### [WORK TO DO]
In the entries below, find every line with "justo" and copy it.

[Data entries]
□ □ □ □ □

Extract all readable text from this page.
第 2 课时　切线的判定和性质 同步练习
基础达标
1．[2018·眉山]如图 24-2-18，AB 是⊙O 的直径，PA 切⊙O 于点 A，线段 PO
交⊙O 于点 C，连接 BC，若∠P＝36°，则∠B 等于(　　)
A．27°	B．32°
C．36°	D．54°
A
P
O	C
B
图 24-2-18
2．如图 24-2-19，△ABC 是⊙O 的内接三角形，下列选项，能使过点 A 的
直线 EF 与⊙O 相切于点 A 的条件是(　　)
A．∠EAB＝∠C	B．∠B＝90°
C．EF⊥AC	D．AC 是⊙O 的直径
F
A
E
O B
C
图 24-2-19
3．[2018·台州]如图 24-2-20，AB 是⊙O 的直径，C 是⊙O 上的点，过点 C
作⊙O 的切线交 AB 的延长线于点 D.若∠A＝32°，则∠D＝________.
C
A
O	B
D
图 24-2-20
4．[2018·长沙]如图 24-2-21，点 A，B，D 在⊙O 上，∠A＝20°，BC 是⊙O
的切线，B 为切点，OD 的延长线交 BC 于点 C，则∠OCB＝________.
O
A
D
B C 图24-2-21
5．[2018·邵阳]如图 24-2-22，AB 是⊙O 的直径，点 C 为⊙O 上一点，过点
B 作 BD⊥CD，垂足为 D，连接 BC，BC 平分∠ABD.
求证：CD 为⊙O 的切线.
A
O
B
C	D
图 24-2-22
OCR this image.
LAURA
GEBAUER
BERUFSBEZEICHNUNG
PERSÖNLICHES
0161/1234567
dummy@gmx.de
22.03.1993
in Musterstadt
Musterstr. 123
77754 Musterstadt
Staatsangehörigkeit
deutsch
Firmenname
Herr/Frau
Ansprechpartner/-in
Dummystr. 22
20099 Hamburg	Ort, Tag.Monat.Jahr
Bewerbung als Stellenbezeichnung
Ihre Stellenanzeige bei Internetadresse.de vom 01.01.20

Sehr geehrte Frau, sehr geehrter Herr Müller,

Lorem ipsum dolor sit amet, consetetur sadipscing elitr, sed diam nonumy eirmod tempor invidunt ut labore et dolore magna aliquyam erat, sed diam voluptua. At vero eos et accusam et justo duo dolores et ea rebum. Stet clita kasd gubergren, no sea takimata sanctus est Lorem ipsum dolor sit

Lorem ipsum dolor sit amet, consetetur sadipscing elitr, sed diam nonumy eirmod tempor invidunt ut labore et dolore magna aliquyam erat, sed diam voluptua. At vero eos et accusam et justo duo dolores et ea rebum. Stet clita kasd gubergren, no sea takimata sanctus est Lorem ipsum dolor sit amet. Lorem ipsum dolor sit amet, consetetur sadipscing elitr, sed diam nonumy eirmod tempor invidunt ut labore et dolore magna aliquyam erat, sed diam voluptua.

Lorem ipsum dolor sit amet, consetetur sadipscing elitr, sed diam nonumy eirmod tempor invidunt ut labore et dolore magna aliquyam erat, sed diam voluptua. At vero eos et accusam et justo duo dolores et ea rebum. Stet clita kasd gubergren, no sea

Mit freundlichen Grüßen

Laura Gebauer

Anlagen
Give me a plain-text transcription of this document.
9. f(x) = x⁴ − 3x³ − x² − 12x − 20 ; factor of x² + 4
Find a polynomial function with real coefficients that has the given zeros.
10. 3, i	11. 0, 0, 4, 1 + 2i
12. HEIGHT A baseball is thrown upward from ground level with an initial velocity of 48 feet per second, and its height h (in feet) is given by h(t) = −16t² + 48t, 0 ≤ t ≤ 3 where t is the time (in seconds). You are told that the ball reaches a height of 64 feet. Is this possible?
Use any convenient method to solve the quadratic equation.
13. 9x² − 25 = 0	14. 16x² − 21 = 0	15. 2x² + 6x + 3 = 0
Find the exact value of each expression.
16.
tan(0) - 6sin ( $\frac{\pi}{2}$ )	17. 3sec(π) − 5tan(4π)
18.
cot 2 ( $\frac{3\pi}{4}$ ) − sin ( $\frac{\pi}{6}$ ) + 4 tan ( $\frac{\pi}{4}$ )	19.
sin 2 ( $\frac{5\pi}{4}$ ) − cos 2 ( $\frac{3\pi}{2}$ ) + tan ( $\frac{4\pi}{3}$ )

□ □ □ □ □

### [WRITTEN REPLY]
Lorem ipsum dolor sit amet, consetetur sadipscing elitr, sed diam nonumy eirmod tempor invidunt ut labore et dolore magna aliquyam erat, sed diam voluptua. At vero eos et accusam et justo duo dolores et ea rebum. Stet clita kasd gubergren, no sea takimata sanctus est Lorem ipsum dolor sit
Lorem ipsum dolor sit amet, consetetur sadipscing elitr, sed diam nonumy eirmod tempor invidunt ut labore et dolore magna aliquyam erat, sed diam voluptua. At vero eos et accusam et justo duo dolores et ea rebum. Stet clita kasd gubergren, no sea takimata sanctus est Lorem ipsum dolor sit amet. Lorem ipsum dolor sit amet, consetetur sadipscing elitr, sed diam nonumy eirmod tempor invidunt ut labore et dolore magna aliquyam erat, sed diam voluptua.
Lorem ipsum dolor sit amet, consetetur sadipscing elitr, sed diam nonumy eirmod tempor invidunt ut labore et dolore magna aliquyam erat, sed diam voluptua. At vero eos et accusam et justo duo dolores et ea rebum. Stet clita kasd gubergren, no sea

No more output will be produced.